*Exercise description*
Extract and list every line that contains the word "phép".

(Figure content listings)
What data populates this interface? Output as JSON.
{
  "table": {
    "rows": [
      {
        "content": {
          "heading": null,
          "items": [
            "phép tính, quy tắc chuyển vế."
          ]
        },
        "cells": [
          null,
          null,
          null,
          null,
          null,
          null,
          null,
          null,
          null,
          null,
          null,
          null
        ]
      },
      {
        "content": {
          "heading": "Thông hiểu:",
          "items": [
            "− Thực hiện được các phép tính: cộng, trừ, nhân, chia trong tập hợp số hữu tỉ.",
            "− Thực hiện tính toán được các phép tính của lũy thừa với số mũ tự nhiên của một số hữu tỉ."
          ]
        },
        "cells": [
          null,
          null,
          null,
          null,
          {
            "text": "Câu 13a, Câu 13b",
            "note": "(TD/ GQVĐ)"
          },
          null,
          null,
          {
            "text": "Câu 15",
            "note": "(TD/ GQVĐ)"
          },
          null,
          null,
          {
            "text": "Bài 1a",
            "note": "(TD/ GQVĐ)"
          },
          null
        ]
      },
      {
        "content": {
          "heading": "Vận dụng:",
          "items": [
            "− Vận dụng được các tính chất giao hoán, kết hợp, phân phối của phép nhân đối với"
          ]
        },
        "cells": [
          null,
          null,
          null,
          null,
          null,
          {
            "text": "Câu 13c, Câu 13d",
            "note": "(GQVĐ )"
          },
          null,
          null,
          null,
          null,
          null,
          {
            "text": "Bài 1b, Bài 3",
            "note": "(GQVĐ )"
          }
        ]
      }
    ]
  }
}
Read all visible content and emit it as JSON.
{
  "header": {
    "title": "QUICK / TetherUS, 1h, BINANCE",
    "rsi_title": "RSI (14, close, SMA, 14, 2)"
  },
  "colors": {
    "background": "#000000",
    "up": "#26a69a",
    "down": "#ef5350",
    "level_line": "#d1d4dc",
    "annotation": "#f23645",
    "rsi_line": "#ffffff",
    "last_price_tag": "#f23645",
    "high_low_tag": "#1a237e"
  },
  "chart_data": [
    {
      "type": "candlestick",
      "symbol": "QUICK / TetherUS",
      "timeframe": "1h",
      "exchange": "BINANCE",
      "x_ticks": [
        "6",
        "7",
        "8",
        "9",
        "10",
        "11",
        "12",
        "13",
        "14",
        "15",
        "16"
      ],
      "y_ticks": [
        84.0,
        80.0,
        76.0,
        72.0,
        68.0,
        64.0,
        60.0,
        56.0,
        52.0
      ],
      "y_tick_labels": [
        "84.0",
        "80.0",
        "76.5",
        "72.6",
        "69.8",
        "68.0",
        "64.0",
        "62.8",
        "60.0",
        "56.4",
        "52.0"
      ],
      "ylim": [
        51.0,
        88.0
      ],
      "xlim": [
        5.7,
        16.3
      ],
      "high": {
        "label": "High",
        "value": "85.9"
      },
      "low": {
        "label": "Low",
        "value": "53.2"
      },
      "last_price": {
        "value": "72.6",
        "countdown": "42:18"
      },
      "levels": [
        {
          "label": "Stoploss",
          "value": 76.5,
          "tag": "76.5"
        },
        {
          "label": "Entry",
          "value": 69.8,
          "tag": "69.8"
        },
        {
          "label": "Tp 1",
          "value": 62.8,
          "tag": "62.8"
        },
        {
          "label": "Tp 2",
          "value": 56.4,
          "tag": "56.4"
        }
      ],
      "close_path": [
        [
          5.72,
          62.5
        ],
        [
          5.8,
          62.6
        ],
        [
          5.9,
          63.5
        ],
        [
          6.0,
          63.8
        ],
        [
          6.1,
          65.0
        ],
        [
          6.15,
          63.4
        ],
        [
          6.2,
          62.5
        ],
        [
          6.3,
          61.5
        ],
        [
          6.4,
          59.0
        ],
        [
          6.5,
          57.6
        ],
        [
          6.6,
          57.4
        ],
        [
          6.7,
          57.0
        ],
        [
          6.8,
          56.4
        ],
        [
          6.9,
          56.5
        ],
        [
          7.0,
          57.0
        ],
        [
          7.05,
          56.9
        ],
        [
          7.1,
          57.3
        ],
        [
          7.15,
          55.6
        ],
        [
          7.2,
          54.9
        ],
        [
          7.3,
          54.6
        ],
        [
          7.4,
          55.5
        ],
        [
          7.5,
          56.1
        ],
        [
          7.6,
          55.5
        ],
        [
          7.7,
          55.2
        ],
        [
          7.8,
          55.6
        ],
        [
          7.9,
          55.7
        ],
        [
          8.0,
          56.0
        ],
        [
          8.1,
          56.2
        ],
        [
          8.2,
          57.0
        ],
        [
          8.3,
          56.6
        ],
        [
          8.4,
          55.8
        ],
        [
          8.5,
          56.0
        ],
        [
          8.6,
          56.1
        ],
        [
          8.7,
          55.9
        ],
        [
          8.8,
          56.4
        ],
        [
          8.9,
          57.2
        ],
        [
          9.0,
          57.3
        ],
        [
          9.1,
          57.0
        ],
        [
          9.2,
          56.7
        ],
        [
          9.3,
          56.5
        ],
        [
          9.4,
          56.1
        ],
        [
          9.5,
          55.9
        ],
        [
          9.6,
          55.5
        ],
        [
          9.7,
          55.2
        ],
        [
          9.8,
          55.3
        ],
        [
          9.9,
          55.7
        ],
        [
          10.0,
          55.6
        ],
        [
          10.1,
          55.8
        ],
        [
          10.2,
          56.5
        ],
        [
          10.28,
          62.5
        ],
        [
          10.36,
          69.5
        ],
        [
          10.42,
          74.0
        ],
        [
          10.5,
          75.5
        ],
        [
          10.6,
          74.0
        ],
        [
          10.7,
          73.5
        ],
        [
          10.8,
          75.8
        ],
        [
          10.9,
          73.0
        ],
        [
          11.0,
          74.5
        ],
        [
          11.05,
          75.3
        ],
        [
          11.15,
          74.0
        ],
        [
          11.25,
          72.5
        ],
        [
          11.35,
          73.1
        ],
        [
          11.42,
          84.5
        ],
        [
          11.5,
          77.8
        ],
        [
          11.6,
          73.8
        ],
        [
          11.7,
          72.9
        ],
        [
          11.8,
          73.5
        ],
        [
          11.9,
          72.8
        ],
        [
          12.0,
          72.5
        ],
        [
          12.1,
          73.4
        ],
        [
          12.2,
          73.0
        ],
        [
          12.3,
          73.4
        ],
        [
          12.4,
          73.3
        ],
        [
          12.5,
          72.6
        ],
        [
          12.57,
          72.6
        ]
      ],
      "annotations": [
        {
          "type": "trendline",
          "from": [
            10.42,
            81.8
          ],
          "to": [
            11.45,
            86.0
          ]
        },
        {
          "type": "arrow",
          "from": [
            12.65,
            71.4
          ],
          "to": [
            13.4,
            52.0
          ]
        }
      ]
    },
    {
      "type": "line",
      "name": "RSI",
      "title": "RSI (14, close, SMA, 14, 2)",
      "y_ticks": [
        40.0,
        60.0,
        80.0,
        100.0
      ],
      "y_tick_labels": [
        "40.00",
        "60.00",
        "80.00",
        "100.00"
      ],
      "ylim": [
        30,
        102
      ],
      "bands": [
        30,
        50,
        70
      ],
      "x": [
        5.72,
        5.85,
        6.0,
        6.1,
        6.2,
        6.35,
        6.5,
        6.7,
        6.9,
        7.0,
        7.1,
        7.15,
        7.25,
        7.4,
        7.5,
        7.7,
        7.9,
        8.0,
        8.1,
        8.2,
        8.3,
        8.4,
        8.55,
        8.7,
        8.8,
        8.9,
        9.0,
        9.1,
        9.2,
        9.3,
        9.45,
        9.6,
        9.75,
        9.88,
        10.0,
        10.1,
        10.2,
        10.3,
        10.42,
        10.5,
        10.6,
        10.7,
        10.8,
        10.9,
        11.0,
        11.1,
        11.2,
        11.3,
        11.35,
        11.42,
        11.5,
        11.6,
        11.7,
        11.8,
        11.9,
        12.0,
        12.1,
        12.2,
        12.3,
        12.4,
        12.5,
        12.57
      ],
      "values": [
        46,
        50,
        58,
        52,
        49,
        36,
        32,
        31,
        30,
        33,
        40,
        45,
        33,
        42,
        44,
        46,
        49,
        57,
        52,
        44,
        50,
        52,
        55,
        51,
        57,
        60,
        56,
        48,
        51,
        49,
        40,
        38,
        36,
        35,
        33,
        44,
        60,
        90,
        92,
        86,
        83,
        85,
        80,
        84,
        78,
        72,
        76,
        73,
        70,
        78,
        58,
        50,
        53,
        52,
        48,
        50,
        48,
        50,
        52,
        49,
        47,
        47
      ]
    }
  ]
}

*Exercise output*
            "phép tính, quy tắc chuyển vế."
            "− Thực hiện được các phép tính: cộng, trừ, nhân, chia trong tập hợp số hữu tỉ.",
            "− Thực hiện tính toán được các phép tính của lũy thừa với số mũ tự nhiên của một số hữu tỉ."
            "− Vận dụng được các tính chất giao hoán, kết hợp, phân phối của phép nhân đối với"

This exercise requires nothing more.